▶ _What you have to do_
Every line of the listing must be reproduced as it stands. Leave the images behind.

▶ _Exercise material_
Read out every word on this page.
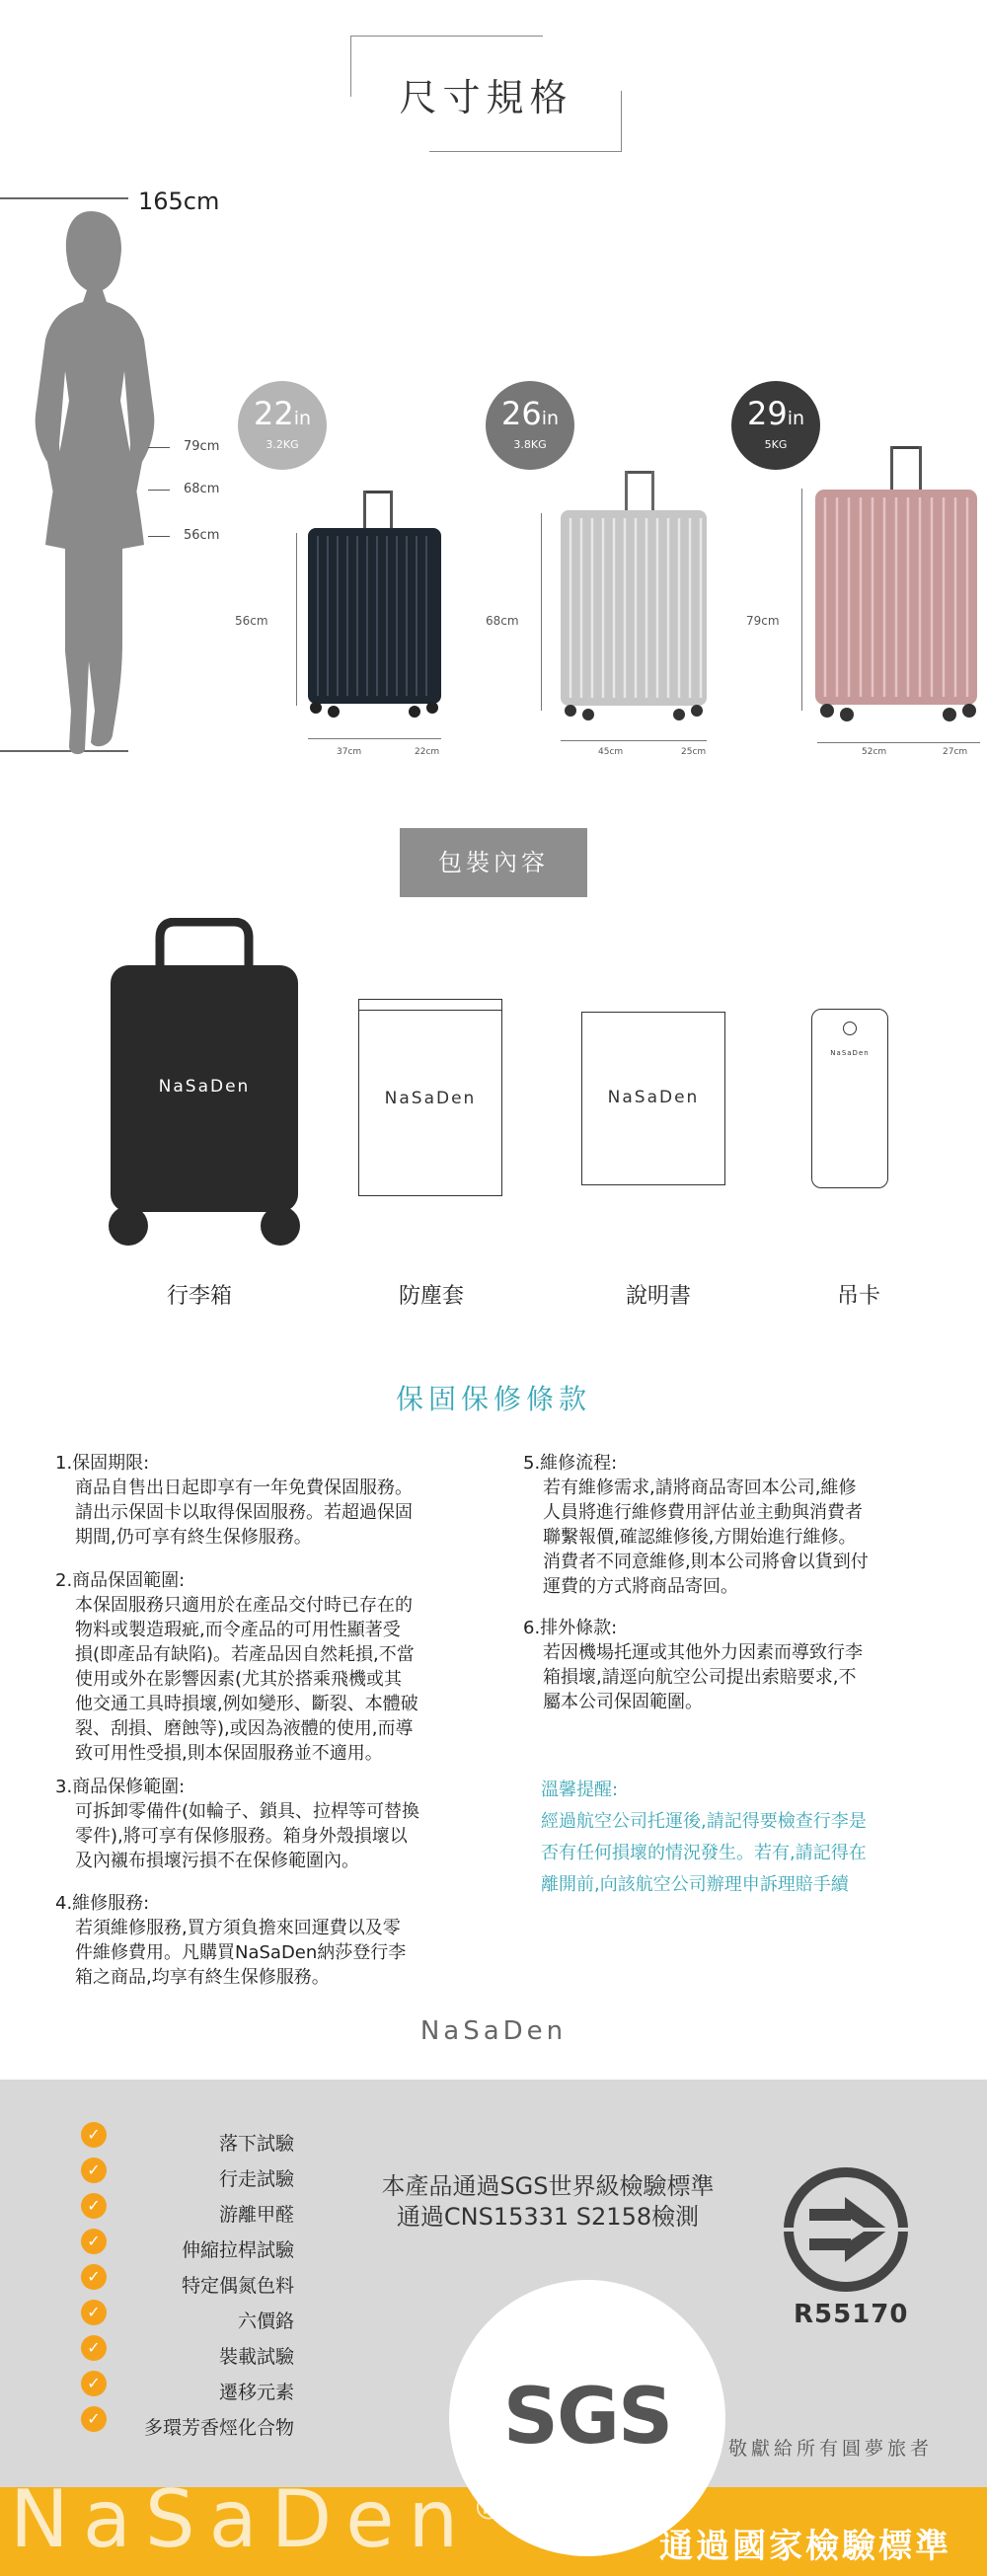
尺寸規格
165cm
79cm
68cm
56cm
22in
3.2KG
26in
3.8KG
29in
5KG
56cm
37cm	22cm
68cm
45cm	25cm
79cm
52cm	27cm
包裝內容
NaSaDen
NaSaDen	NaSaDen
NaSaDen
行李箱	防塵套	說明書	吊卡
保固保修條款
1.保固期限:
商品自售出日起即享有一年免費保固服務。
請出示保固卡以取得保固服務。若超過保固
期間,仍可享有終生保修服務。
2.商品保固範圍:
本保固服務只適用於在產品交付時已存在的
物料或製造瑕疵,而令產品的可用性顯著受
損(即產品有缺陷)。若產品因自然耗損,不當
使用或外在影響因素(尤其於搭乘飛機或其
他交通工具時損壞,例如變形、斷裂、本體破
裂、刮損、磨蝕等),或因為液體的使用,而導
致可用性受損,則本保固服務並不適用。
3.商品保修範圍:
可拆卸零備件(如輪子、鎖具、拉桿等可替換
零件),將可享有保修服務。箱身外殼損壞以
及內襯布損壞污損不在保修範圍內。
4.維修服務:
若須維修服務,買方須負擔來回運費以及零
件維修費用。凡購買NaSaDen納莎登行李
箱之商品,均享有終生保修服務。
5.維修流程:
若有維修需求,請將商品寄回本公司,維修
人員將進行維修費用評估並主動與消費者
聯繫報價,確認維修後,方開始進行維修。
消費者不同意維修,則本公司將會以貨到付
運費的方式將商品寄回。
6.排外條款:
若因機場托運或其他外力因素而導致行李
箱損壞,請逕向航空公司提出索賠要求,不
屬本公司保固範圍。
溫馨提醒:
經過航空公司托運後,請記得要檢查行李是
否有任何損壞的情況發生。若有,請記得在
離開前,向該航空公司辦理申訴理賠手續
NaSaDen
✓	落下試驗
✓	行走試驗
✓	游離甲醛
✓	伸縮拉桿試驗
✓	特定偶氮色料
✓	六價鉻
✓	裝載試驗
✓	遷移元素
✓	多環芳香烴化合物
本產品通過SGS世界級檢驗標準
通過CNS15331 S2158檢測
R55170
SGS	敬獻給所有圓夢旅者
NaSaDen®
通過國家檢驗標準
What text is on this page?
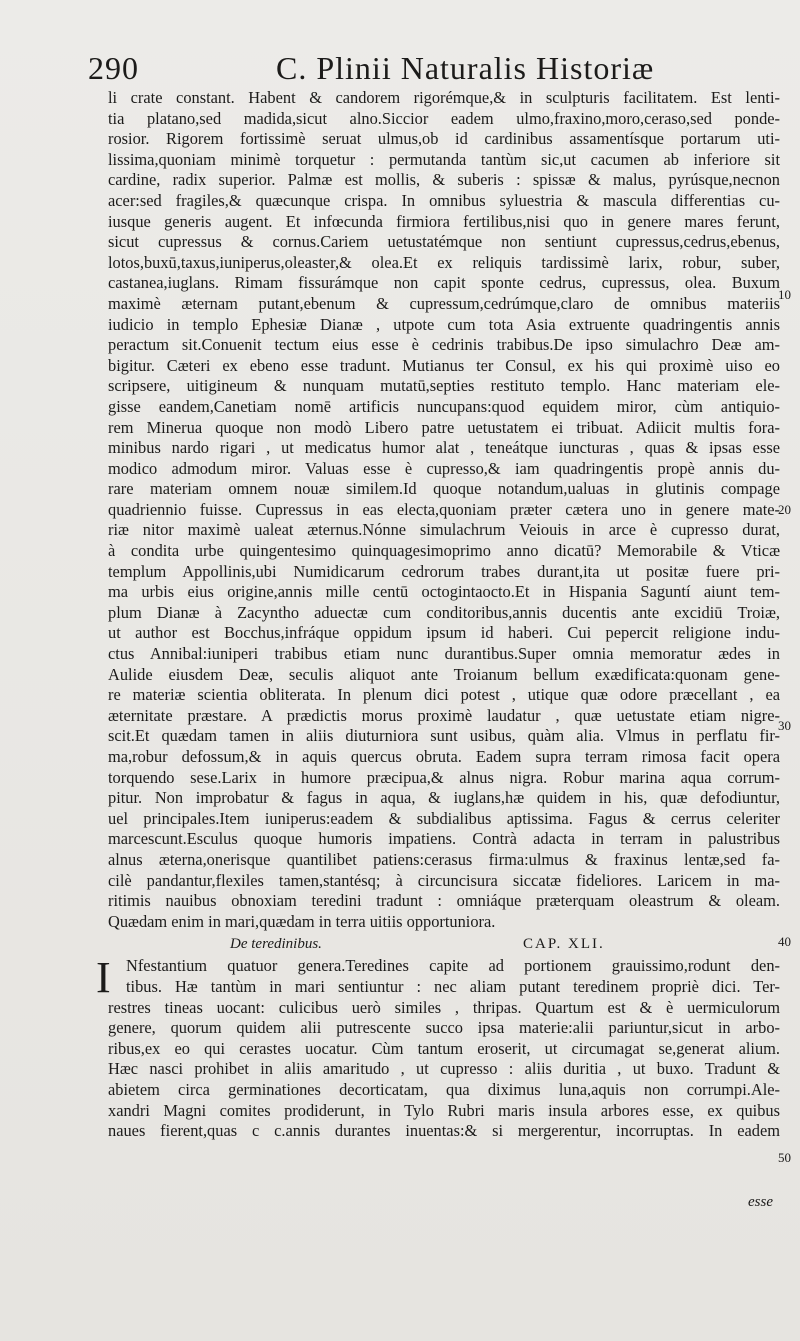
290	C. Plinii Naturalis Historiæ
li crate constant. Habent & candorem rigorémque,& in sculpturis facilitatem. Est lenti-
tia platano,sed madida,sicut alno.Siccior eadem ulmo,fraxino,moro,ceraso,sed ponde-
rosior. Rigorem fortissimè seruat ulmus,ob id cardinibus assamentísque portarum uti-
lissima,quoniam minimè torquetur : permutanda tantùm sic,ut cacumen ab inferiore sit
cardine, radix superior. Palmæ est mollis, & suberis : spissæ & malus, pyrúsque,necnon
acer:sed fragiles,& quæcunque crispa. In omnibus syluestria & mascula differentias cu-
iusque generis augent. Et infœcunda firmiora fertilibus,nisi quo in genere mares ferunt,
sicut cupressus & cornus.Cariem uetustatémque non sentiunt cupressus,cedrus,ebenus,
lotos,buxū,taxus,iuniperus,oleaster,& olea.Et ex reliquis tardissimè larix, robur, suber,
castanea,iuglans. Rimam fissurámque non capit sponte cedrus, cupressus, olea. Buxum
maximè æternam putant,ebenum & cupressum,cedrúmque,claro de omnibus materiis
iudicio in templo Ephesiæ Dianæ , utpote cum tota Asia extruente quadringentis annis
peractum sit.Conuenit tectum eius esse è cedrinis trabibus.De ipso simulachro Deæ am-
bigitur. Cæteri ex ebeno esse tradunt. Mutianus ter Consul, ex his qui proximè uiso eo
scripsere, uitigineum & nunquam mutatū,septies restituto templo. Hanc materiam ele-
gisse eandem,Canetiam nomē artificis nuncupans:quod equidem miror, cùm antiquio-
rem Minerua quoque non modò Libero patre uetustatem ei tribuat. Adiicit multis fora-
minibus nardo rigari , ut medicatus humor alat , teneátque iuncturas , quas & ipsas esse
modico admodum miror. Valuas esse è cupresso,& iam quadringentis propè annis du-
rare materiam omnem nouæ similem.Id quoque notandum,ualuas in glutinis compage
quadriennio fuisse. Cupressus in eas electa,quoniam præter cætera uno in genere mate-
riæ nitor maximè ualeat æternus.Nónne simulachrum Veiouis in arce è cupresso durat,
à condita urbe quingentesimo quinquagesimoprimo anno dicatū? Memorabile & Vticæ
templum Appollinis,ubi Numidicarum cedrorum trabes durant,ita ut positæ fuere pri-
ma urbis eius origine,annis mille centū octogintaocto.Et in Hispania Saguntí aiunt tem-
plum Dianæ à Zacyntho aduectæ cum conditoribus,annis ducentis ante excidiū Troiæ,
ut author est Bocchus,infráque oppidum ipsum id haberi. Cui pepercit religione indu-
ctus Annibal:iuniperi trabibus etiam nunc durantibus.Super omnia memoratur ædes in
Aulide eiusdem Deæ, seculis aliquot ante Troianum bellum exædificata:quonam gene-
re materiæ scientia obliterata. In plenum dici potest , utique quæ odore præcellant , ea
æternitate præstare. A prædictis morus proximè laudatur , quæ uetustate etiam nigre-
scit.Et quædam tamen in aliis diuturniora sunt usibus, quàm alia. Vlmus in perflatu fir-
ma,robur defossum,& in aquis quercus obruta. Eadem supra terram rimosa facit opera
torquendo sese.Larix in humore præcipua,& alnus nigra. Robur marina aqua corrum-
pitur. Non improbatur & fagus in aqua, & iuglans,hæ quidem in his, quæ defodiuntur,
uel principales.Item iuniperus:eadem & subdialibus aptissima. Fagus & cerrus celeriter
marcescunt.Esculus quoque humoris impatiens. Contrà adacta in terram in palustribus
alnus æterna,onerisque quantilibet patiens:cerasus firma:ulmus & fraxinus lentæ,sed fa-
cilè pandantur,flexiles tamen,stantésq; à circuncisura siccatæ fideliores. Laricem in ma-
ritimis nauibus obnoxiam teredini tradunt : omniáque præterquam oleastrum & oleam.
Quædam enim in mari,quædam in terra uitiis opportuniora.
De teredinibus.	CAP. XLI.
I Nfestantium quatuor genera.Teredines capite ad portionem grauissimo,rodunt den-
tibus. Hæ tantùm in mari sentiuntur : nec aliam putant teredinem propriè dici. Ter-
restres tineas uocant: culicibus uerò similes , thripas. Quartum est & è uermiculorum
genere, quorum quidem alii putrescente succo ipsa materie:alii pariuntur,sicut in arbo-
ribus,ex eo qui cerastes uocatur. Cùm tantum eroserit, ut circumagat se,generat alium.
Hæc nasci prohibet in aliis amaritudo , ut cupresso : aliis duritia , ut buxo. Tradunt &
abietem circa germinationes decorticatam, qua diximus luna,aquis non corrumpi.Ale-
xandri Magni comites prodiderunt, in Tylo Rubri maris insula arbores esse, ex quibus
naues fierent,quas c c.annis durantes inuentas:& si mergerentur, incorruptas. In eadem
10
20
30
40
50
esse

▶ _The solution_
Read out every word on this page.
尺寸規格
165cm
79cm
68cm
56cm
22in
3.2KG
26in
3.8KG
29in
5KG
56cm
37cm	22cm
68cm
45cm	25cm
79cm
52cm	27cm
包裝內容
NaSaDen
NaSaDen	NaSaDen
NaSaDen
行李箱	防塵套	說明書	吊卡
保固保修條款
1.保固期限:
商品自售出日起即享有一年免費保固服務。
請出示保固卡以取得保固服務。若超過保固
期間,仍可享有終生保修服務。
2.商品保固範圍:
本保固服務只適用於在產品交付時已存在的
物料或製造瑕疵,而令產品的可用性顯著受
損(即產品有缺陷)。若產品因自然耗損,不當
使用或外在影響因素(尤其於搭乘飛機或其
他交通工具時損壞,例如變形、斷裂、本體破
裂、刮損、磨蝕等),或因為液體的使用,而導
致可用性受損,則本保固服務並不適用。
3.商品保修範圍:
可拆卸零備件(如輪子、鎖具、拉桿等可替換
零件),將可享有保修服務。箱身外殼損壞以
及內襯布損壞污損不在保修範圍內。
4.維修服務:
若須維修服務,買方須負擔來回運費以及零
件維修費用。凡購買NaSaDen納莎登行李
箱之商品,均享有終生保修服務。
5.維修流程:
若有維修需求,請將商品寄回本公司,維修
人員將進行維修費用評估並主動與消費者
聯繫報價,確認維修後,方開始進行維修。
消費者不同意維修,則本公司將會以貨到付
運費的方式將商品寄回。
6.排外條款:
若因機場托運或其他外力因素而導致行李
箱損壞,請逕向航空公司提出索賠要求,不
屬本公司保固範圍。
溫馨提醒:
經過航空公司托運後,請記得要檢查行李是
否有任何損壞的情況發生。若有,請記得在
離開前,向該航空公司辦理申訴理賠手續
NaSaDen
✓	落下試驗
✓	行走試驗
✓	游離甲醛
✓	伸縮拉桿試驗
✓	特定偶氮色料
✓	六價鉻
✓	裝載試驗
✓	遷移元素
✓	多環芳香烴化合物
本產品通過SGS世界級檢驗標準
通過CNS15331 S2158檢測
R55170
SGS	敬獻給所有圓夢旅者
NaSaDen®
通過國家檢驗標準
What text is on this page?
290	C. Plinii Naturalis Historiæ
li crate constant. Habent & candorem rigorémque,& in sculpturis facilitatem. Est lenti-
tia platano,sed madida,sicut alno.Siccior eadem ulmo,fraxino,moro,ceraso,sed ponde-
rosior. Rigorem fortissimè seruat ulmus,ob id cardinibus assamentísque portarum uti-
lissima,quoniam minimè torquetur : permutanda tantùm sic,ut cacumen ab inferiore sit
cardine, radix superior. Palmæ est mollis, & suberis : spissæ & malus, pyrúsque,necnon
acer:sed fragiles,& quæcunque crispa. In omnibus syluestria & mascula differentias cu-
iusque generis augent. Et infœcunda firmiora fertilibus,nisi quo in genere mares ferunt,
sicut cupressus & cornus.Cariem uetustatémque non sentiunt cupressus,cedrus,ebenus,
lotos,buxū,taxus,iuniperus,oleaster,& olea.Et ex reliquis tardissimè larix, robur, suber,
castanea,iuglans. Rimam fissurámque non capit sponte cedrus, cupressus, olea. Buxum
maximè æternam putant,ebenum & cupressum,cedrúmque,claro de omnibus materiis
iudicio in templo Ephesiæ Dianæ , utpote cum tota Asia extruente quadringentis annis
peractum sit.Conuenit tectum eius esse è cedrinis trabibus.De ipso simulachro Deæ am-
bigitur. Cæteri ex ebeno esse tradunt. Mutianus ter Consul, ex his qui proximè uiso eo
scripsere, uitigineum & nunquam mutatū,septies restituto templo. Hanc materiam ele-
gisse eandem,Canetiam nomē artificis nuncupans:quod equidem miror, cùm antiquio-
rem Minerua quoque non modò Libero patre uetustatem ei tribuat. Adiicit multis fora-
minibus nardo rigari , ut medicatus humor alat , teneátque iuncturas , quas & ipsas esse
modico admodum miror. Valuas esse è cupresso,& iam quadringentis propè annis du-
rare materiam omnem nouæ similem.Id quoque notandum,ualuas in glutinis compage
quadriennio fuisse. Cupressus in eas electa,quoniam præter cætera uno in genere mate-
riæ nitor maximè ualeat æternus.Nónne simulachrum Veiouis in arce è cupresso durat,
à condita urbe quingentesimo quinquagesimoprimo anno dicatū? Memorabile & Vticæ
templum Appollinis,ubi Numidicarum cedrorum trabes durant,ita ut positæ fuere pri-
ma urbis eius origine,annis mille centū octogintaocto.Et in Hispania Saguntí aiunt tem-
plum Dianæ à Zacyntho aduectæ cum conditoribus,annis ducentis ante excidiū Troiæ,
ut author est Bocchus,infráque oppidum ipsum id haberi. Cui pepercit religione indu-
ctus Annibal:iuniperi trabibus etiam nunc durantibus.Super omnia memoratur ædes in
Aulide eiusdem Deæ, seculis aliquot ante Troianum bellum exædificata:quonam gene-
re materiæ scientia obliterata. In plenum dici potest , utique quæ odore præcellant , ea
æternitate præstare. A prædictis morus proximè laudatur , quæ uetustate etiam nigre-
scit.Et quædam tamen in aliis diuturniora sunt usibus, quàm alia. Vlmus in perflatu fir-
ma,robur defossum,& in aquis quercus obruta. Eadem supra terram rimosa facit opera
torquendo sese.Larix in humore præcipua,& alnus nigra. Robur marina aqua corrum-
pitur. Non improbatur & fagus in aqua, & iuglans,hæ quidem in his, quæ defodiuntur,
uel principales.Item iuniperus:eadem & subdialibus aptissima. Fagus & cerrus celeriter
marcescunt.Esculus quoque humoris impatiens. Contrà adacta in terram in palustribus
alnus æterna,onerisque quantilibet patiens:cerasus firma:ulmus & fraxinus lentæ,sed fa-
cilè pandantur,flexiles tamen,stantésq; à circuncisura siccatæ fideliores. Laricem in ma-
ritimis nauibus obnoxiam teredini tradunt : omniáque præterquam oleastrum & oleam.
Quædam enim in mari,quædam in terra uitiis opportuniora.
De teredinibus.	CAP. XLI.
I Nfestantium quatuor genera.Teredines capite ad portionem grauissimo,rodunt den-
tibus. Hæ tantùm in mari sentiuntur : nec aliam putant teredinem propriè dici. Ter-
restres tineas uocant: culicibus uerò similes , thripas. Quartum est & è uermiculorum
genere, quorum quidem alii putrescente succo ipsa materie:alii pariuntur,sicut in arbo-
ribus,ex eo qui cerastes uocatur. Cùm tantum eroserit, ut circumagat se,generat alium.
Hæc nasci prohibet in aliis amaritudo , ut cupresso : aliis duritia , ut buxo. Tradunt &
abietem circa germinationes decorticatam, qua diximus luna,aquis non corrumpi.Ale-
xandri Magni comites prodiderunt, in Tylo Rubri maris insula arbores esse, ex quibus
naues fierent,quas c c.annis durantes inuentas:& si mergerentur, incorruptas. In eadem
10
20
30
40
50
esse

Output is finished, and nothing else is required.